What to work on: Give only the number of lines in the records that include the string "this".

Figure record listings
-------------------------

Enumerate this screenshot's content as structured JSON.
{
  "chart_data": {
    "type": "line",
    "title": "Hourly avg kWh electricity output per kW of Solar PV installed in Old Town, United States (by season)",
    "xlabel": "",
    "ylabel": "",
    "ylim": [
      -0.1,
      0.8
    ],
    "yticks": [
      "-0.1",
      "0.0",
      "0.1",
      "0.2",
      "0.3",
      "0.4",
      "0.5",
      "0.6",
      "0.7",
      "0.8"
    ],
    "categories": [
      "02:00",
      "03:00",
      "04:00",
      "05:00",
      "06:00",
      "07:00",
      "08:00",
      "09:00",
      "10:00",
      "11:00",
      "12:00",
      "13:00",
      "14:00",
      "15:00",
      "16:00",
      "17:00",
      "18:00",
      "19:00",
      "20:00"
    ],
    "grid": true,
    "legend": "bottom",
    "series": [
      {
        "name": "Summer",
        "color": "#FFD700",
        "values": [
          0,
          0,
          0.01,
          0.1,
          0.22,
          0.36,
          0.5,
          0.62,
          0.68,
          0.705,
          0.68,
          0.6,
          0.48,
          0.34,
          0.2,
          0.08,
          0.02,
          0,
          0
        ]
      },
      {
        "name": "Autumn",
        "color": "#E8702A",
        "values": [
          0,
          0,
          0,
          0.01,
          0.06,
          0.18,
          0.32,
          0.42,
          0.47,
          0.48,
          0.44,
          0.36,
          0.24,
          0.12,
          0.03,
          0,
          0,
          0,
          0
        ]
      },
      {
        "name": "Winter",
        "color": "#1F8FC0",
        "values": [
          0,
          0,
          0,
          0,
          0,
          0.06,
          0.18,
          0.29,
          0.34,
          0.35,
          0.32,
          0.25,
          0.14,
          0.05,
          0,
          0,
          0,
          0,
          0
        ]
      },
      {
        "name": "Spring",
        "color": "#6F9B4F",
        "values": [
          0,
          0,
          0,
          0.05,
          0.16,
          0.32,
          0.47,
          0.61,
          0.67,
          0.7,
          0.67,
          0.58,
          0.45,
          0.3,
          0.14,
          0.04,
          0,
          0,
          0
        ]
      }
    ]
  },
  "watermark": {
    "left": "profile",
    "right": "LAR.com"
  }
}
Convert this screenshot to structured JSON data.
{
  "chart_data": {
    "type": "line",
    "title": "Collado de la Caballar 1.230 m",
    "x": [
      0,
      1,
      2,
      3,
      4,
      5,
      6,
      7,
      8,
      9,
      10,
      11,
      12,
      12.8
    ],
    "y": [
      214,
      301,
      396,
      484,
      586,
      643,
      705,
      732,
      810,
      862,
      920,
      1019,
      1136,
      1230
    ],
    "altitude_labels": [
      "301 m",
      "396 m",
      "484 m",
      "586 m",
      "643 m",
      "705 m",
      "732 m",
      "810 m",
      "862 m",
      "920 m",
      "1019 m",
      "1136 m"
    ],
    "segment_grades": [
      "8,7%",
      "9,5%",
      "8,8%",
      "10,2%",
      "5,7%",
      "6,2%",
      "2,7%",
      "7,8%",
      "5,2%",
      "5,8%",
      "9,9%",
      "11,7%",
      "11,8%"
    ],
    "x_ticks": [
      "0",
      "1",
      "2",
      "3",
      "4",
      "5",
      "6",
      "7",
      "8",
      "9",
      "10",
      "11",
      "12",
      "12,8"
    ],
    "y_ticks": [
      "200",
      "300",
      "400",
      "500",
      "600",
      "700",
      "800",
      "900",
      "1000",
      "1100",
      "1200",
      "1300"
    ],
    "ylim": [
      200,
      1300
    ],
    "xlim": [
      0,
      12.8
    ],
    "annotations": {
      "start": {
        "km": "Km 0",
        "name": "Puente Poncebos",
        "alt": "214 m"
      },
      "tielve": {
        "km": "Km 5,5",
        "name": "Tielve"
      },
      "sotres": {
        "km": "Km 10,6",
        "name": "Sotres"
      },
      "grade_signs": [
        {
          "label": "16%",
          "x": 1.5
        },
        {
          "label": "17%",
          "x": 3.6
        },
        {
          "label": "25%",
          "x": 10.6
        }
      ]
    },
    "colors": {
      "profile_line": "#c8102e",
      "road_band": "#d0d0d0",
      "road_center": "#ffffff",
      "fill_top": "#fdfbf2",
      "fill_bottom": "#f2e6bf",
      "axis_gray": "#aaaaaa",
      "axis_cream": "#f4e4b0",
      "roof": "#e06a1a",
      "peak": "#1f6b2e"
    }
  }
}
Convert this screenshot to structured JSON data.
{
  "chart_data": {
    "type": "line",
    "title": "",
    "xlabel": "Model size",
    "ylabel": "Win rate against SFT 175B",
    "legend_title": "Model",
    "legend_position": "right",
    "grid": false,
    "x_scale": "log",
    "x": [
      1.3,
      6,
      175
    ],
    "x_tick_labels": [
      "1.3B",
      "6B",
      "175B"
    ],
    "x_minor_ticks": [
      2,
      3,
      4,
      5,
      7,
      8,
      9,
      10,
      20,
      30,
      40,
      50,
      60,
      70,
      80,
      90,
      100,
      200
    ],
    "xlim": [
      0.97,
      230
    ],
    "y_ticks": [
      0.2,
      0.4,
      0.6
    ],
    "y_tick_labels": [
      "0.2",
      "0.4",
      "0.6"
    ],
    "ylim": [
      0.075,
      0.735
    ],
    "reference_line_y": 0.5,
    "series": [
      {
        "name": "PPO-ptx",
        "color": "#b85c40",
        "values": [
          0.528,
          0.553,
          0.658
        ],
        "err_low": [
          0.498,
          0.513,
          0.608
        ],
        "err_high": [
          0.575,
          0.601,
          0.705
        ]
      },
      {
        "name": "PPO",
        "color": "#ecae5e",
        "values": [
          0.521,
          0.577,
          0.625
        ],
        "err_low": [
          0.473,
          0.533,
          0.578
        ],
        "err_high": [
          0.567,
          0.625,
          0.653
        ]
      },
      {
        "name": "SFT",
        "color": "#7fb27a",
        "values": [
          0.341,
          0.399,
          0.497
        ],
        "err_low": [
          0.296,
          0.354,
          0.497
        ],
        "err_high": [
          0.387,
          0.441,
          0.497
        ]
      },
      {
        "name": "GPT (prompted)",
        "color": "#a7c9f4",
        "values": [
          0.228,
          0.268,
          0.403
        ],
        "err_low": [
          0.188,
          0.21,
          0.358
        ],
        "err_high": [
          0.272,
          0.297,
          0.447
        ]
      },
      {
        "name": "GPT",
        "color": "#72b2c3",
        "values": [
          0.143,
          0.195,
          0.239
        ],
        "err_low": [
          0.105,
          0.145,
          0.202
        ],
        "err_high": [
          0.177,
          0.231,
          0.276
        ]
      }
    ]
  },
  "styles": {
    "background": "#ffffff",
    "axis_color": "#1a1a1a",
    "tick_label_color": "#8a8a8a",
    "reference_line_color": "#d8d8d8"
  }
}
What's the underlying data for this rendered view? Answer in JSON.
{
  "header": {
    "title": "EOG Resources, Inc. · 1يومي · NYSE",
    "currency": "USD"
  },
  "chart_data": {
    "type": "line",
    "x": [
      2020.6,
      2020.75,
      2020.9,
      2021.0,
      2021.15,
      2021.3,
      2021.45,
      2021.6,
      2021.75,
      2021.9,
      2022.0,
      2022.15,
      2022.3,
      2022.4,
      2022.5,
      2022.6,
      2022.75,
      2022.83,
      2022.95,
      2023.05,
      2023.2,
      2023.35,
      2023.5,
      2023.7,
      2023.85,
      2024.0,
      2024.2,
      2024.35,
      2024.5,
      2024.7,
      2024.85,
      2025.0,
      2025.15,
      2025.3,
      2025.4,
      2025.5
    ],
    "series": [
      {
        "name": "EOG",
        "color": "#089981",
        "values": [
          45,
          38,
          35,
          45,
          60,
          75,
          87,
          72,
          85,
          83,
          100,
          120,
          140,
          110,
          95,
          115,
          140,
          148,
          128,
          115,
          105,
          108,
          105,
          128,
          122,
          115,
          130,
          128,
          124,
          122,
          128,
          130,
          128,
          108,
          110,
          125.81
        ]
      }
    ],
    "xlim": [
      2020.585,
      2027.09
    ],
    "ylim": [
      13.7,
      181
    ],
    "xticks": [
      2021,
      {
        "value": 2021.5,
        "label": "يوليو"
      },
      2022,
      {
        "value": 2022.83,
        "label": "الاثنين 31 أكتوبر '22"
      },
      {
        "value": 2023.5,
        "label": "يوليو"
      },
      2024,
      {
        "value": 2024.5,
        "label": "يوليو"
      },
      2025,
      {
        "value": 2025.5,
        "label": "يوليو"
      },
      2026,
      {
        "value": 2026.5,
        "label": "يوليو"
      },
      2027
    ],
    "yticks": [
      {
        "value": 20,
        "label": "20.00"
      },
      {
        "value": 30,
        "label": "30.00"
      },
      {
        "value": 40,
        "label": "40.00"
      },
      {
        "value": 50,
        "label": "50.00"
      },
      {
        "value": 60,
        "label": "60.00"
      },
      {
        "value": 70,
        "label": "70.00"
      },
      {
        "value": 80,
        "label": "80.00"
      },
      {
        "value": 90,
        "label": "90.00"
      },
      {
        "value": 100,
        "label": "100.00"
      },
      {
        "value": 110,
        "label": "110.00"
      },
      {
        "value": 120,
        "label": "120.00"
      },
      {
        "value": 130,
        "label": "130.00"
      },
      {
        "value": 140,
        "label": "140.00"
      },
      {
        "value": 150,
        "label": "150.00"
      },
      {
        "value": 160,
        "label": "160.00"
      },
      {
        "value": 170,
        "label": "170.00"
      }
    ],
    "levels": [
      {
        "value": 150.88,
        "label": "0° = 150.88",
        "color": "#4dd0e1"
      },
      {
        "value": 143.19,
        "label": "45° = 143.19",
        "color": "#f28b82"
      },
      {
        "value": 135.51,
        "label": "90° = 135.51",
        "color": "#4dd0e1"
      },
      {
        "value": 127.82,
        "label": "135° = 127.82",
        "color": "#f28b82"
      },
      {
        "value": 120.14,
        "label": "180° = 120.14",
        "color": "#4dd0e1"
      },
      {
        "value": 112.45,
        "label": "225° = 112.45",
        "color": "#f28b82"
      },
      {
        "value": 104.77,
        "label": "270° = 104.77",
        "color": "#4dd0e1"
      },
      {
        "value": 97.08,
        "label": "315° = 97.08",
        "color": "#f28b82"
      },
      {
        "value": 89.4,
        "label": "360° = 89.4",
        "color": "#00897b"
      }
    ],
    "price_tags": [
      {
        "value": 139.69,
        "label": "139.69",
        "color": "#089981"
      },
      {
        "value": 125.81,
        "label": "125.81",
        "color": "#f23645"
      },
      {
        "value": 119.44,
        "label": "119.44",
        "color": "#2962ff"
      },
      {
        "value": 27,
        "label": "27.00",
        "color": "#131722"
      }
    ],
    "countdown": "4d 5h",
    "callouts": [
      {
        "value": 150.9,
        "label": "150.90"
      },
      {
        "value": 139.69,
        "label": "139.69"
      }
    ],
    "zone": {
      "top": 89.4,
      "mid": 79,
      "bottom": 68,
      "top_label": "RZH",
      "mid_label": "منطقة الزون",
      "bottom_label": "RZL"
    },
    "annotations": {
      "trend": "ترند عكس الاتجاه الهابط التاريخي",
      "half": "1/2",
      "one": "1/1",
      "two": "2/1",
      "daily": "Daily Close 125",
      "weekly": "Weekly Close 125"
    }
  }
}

-------------------------

Task result: 4